Write the records below out again exactly as given, with no images.

--- START Dataset records ---

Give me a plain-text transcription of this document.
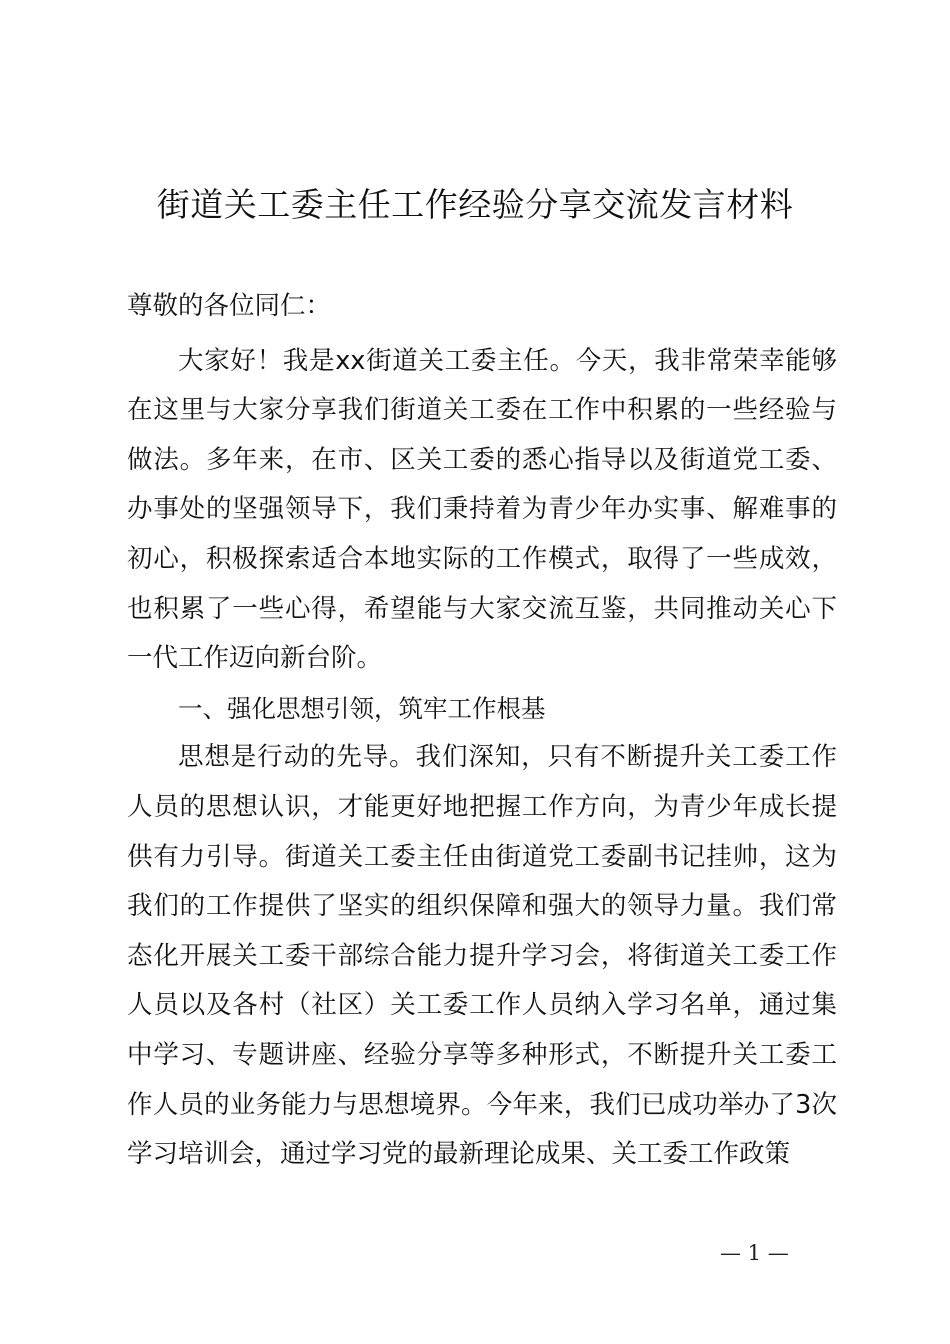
街道关工委主任工作经验分享交流发言材料

尊敬的各位同仁：

大家好！我是xx街道关工委主任。今天，我非常荣幸能够在这里与大家分享我们街道关工委在工作中积累的一些经验与做法。多年来，在市、区关工委的悉心指导以及街道党工委、办事处的坚强领导下，我们秉持着为青少年办实事、解难事的初心，积极探索适合本地实际的工作模式，取得了一些成效，也积累了一些心得，希望能与大家交流互鉴，共同推动关心下一代工作迈向新台阶。

一、强化思想引领，筑牢工作根基

思想是行动的先导。我们深知，只有不断提升关工委工作人员的思想认识，才能更好地把握工作方向，为青少年成长提供有力引导。街道关工委主任由街道党工委副书记挂帅，这为我们的工作提供了坚实的组织保障和强大的领导力量。我们常态化开展关工委干部综合能力提升学习会，将街道关工委工作人员以及各村（社区）关工委工作人员纳入学习名单，通过集中学习、专题讲座、经验分享等多种形式，不断提升关工委工作人员的业务能力与思想境界。今年来，我们已成功举办了3次学习培训会，通过学习党的最新理论成果、关工委工作政策

— 1 —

--- END Dataset records ---

Correct result >>
Give me a plain-text transcription of this document.
街道关工委主任工作经验分享交流发言材料

尊敬的各位同仁：

大家好！我是xx街道关工委主任。今天，我非常荣幸能够在这里与大家分享我们街道关工委在工作中积累的一些经验与做法。多年来，在市、区关工委的悉心指导以及街道党工委、办事处的坚强领导下，我们秉持着为青少年办实事、解难事的初心，积极探索适合本地实际的工作模式，取得了一些成效，也积累了一些心得，希望能与大家交流互鉴，共同推动关心下一代工作迈向新台阶。

一、强化思想引领，筑牢工作根基

思想是行动的先导。我们深知，只有不断提升关工委工作人员的思想认识，才能更好地把握工作方向，为青少年成长提供有力引导。街道关工委主任由街道党工委副书记挂帅，这为我们的工作提供了坚实的组织保障和强大的领导力量。我们常态化开展关工委干部综合能力提升学习会，将街道关工委工作人员以及各村（社区）关工委工作人员纳入学习名单，通过集中学习、专题讲座、经验分享等多种形式，不断提升关工委工作人员的业务能力与思想境界。今年来，我们已成功举办了3次学习培训会，通过学习党的最新理论成果、关工委工作政策

— 1 —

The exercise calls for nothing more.